(Items from a data source)
/---
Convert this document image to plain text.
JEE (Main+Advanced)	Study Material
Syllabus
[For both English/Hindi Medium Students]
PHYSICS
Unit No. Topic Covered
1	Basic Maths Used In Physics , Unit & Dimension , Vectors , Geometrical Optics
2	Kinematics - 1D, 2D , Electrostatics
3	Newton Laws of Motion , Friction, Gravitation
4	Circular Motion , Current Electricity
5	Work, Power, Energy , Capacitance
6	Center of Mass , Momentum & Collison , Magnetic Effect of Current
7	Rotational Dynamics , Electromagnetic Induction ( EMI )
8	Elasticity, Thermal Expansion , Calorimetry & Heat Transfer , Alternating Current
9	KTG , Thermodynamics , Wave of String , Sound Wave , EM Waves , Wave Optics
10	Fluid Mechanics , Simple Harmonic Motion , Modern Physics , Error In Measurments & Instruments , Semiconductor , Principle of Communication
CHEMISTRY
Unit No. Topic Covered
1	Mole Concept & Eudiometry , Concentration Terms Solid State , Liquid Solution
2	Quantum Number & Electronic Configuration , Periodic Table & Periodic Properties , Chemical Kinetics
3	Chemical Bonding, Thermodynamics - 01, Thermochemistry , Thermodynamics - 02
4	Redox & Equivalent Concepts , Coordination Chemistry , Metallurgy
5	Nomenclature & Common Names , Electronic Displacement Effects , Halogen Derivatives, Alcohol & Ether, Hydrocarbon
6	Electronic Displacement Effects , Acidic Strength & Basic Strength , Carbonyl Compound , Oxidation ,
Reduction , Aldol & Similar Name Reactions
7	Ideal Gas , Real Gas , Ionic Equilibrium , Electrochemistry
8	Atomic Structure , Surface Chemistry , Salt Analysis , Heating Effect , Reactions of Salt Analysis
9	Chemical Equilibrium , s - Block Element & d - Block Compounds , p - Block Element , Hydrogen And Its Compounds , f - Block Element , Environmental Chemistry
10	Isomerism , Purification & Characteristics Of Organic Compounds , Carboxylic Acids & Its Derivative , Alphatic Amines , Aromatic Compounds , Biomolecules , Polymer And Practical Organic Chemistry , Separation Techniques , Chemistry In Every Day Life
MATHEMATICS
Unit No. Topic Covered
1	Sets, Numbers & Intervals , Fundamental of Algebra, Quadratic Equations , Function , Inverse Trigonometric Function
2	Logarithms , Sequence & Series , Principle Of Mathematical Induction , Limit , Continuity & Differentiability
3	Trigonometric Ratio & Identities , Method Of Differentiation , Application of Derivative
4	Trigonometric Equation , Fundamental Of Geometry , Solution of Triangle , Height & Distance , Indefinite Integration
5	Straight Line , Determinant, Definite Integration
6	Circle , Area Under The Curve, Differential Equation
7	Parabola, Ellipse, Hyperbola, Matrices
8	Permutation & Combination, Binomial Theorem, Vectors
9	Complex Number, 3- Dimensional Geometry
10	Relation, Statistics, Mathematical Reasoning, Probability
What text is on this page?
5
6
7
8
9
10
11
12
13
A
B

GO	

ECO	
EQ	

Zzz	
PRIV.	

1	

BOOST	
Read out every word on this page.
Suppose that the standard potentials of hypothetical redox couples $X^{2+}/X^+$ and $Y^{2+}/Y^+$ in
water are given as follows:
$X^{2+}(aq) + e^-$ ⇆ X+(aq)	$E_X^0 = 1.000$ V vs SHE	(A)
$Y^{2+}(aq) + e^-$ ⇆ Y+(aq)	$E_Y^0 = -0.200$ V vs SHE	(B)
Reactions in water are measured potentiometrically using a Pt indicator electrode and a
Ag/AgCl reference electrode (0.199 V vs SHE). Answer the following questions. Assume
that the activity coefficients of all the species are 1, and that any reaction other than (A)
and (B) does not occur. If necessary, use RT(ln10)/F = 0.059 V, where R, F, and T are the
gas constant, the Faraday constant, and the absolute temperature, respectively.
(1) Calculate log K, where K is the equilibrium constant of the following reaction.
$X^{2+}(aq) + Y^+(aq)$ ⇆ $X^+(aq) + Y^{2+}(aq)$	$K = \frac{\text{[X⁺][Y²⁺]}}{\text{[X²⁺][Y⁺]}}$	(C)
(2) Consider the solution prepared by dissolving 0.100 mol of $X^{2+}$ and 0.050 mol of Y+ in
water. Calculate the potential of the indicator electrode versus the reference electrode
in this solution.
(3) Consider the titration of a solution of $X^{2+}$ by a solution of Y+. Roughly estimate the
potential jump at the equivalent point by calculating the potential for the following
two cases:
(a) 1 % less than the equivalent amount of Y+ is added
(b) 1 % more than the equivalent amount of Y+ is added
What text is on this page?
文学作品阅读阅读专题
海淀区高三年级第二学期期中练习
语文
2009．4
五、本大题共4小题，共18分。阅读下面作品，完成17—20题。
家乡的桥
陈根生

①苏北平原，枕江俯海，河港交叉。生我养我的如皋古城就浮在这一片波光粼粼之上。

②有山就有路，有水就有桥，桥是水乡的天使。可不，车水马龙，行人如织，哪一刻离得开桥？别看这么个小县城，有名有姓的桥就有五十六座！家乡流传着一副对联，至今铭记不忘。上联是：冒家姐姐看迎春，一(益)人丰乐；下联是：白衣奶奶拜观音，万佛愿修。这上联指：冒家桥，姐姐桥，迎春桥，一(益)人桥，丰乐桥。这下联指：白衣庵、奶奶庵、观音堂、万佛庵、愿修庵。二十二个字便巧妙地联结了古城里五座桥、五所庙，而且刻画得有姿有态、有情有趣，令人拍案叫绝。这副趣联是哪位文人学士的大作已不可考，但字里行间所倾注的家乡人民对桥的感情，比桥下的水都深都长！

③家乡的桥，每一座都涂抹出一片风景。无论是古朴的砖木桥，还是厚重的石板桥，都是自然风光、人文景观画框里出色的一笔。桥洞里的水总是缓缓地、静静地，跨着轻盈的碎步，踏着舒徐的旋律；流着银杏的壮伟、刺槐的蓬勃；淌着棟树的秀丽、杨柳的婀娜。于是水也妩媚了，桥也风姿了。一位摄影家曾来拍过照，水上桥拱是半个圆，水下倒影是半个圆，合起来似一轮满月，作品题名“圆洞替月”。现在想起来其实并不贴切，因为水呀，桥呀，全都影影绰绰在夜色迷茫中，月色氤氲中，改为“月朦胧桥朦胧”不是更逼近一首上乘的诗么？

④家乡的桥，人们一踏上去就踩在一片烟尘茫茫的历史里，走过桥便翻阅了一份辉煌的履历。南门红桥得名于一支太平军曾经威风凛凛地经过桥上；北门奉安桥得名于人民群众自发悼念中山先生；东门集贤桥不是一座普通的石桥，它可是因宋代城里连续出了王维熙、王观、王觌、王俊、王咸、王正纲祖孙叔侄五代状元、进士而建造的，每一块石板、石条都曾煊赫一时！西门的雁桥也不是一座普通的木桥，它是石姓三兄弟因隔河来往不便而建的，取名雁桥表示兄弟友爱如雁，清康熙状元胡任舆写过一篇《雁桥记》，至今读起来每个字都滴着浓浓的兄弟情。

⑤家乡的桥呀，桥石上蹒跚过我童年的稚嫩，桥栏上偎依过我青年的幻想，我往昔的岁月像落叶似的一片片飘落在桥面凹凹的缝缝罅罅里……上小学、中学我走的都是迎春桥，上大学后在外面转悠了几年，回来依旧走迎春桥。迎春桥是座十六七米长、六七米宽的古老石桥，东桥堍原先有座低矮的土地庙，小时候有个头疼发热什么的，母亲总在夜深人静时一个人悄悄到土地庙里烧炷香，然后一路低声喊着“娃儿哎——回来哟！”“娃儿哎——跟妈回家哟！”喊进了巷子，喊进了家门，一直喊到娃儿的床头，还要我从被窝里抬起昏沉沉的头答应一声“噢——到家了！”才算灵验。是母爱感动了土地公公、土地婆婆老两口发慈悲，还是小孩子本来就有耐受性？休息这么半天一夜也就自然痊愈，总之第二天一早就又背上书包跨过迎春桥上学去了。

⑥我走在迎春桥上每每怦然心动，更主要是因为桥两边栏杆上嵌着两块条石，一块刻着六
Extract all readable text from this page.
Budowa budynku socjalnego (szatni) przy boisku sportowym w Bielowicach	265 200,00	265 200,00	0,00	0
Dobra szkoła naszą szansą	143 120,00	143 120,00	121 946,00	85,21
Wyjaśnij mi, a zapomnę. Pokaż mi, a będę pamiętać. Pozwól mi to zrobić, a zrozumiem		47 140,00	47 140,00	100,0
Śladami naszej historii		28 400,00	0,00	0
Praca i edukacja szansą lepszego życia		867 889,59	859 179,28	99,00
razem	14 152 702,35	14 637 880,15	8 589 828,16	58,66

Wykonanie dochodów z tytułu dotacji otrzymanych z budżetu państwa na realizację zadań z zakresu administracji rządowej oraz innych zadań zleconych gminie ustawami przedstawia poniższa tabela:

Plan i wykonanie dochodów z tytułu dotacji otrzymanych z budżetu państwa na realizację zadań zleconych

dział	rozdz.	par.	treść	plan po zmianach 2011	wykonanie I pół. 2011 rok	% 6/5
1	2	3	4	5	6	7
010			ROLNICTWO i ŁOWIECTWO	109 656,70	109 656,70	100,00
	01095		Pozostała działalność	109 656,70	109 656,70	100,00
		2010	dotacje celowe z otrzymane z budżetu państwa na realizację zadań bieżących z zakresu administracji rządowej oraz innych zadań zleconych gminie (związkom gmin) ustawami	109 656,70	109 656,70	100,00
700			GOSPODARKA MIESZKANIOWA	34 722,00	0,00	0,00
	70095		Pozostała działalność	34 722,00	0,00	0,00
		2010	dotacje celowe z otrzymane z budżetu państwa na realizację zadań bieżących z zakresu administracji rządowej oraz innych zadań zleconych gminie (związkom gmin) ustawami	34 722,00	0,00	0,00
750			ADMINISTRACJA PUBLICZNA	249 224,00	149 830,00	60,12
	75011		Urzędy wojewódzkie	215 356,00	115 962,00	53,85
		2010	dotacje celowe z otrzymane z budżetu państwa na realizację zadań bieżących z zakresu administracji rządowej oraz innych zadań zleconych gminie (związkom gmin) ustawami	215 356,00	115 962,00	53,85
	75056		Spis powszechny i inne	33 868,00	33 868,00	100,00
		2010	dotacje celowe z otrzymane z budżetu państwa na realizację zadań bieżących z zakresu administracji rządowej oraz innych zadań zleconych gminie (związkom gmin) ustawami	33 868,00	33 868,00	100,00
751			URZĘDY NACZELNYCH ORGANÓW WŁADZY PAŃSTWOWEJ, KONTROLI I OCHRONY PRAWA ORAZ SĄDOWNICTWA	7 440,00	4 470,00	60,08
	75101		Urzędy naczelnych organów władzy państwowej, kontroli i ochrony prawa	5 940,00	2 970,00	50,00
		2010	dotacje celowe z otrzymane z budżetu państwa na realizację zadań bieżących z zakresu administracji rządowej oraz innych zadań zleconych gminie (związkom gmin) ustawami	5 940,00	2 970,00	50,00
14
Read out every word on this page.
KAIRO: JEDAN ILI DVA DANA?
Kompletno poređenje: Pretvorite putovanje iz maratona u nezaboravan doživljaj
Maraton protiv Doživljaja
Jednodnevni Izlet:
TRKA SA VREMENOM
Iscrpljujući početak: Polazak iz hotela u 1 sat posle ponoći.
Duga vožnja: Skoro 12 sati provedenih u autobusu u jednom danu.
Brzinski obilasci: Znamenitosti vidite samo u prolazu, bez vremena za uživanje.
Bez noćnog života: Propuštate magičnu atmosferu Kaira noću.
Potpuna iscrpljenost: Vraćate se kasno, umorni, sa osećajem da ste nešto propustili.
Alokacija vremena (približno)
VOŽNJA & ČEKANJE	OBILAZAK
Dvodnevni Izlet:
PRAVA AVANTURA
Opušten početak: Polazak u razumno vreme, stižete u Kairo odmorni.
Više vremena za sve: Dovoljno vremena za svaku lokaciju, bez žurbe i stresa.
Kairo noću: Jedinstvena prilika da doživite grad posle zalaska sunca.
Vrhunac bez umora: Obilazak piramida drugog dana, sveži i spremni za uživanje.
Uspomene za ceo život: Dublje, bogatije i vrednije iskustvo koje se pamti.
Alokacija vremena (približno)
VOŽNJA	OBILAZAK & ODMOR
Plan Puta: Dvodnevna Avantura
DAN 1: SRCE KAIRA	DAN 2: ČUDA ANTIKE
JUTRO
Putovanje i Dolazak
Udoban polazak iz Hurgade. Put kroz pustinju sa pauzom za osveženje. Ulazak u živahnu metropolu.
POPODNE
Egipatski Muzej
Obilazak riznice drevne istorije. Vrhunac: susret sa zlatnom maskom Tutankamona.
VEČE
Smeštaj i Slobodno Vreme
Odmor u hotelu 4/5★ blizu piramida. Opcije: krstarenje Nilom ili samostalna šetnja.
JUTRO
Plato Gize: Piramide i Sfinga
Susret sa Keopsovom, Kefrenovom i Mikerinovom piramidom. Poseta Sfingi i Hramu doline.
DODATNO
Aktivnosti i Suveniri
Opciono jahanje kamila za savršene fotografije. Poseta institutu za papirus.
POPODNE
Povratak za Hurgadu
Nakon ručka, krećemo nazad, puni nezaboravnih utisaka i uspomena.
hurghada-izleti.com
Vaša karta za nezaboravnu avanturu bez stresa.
\---
## Stated exercise
Select and copy each line from the data that includes the word "Poseta".

## Expected output
Susret sa Keopsovom, Kefrenovom i Mikerinovom piramidom. Poseta Sfingi i Hramu doline.
Opciono jahanje kamila za savršene fotografije. Poseta institutu za papirus.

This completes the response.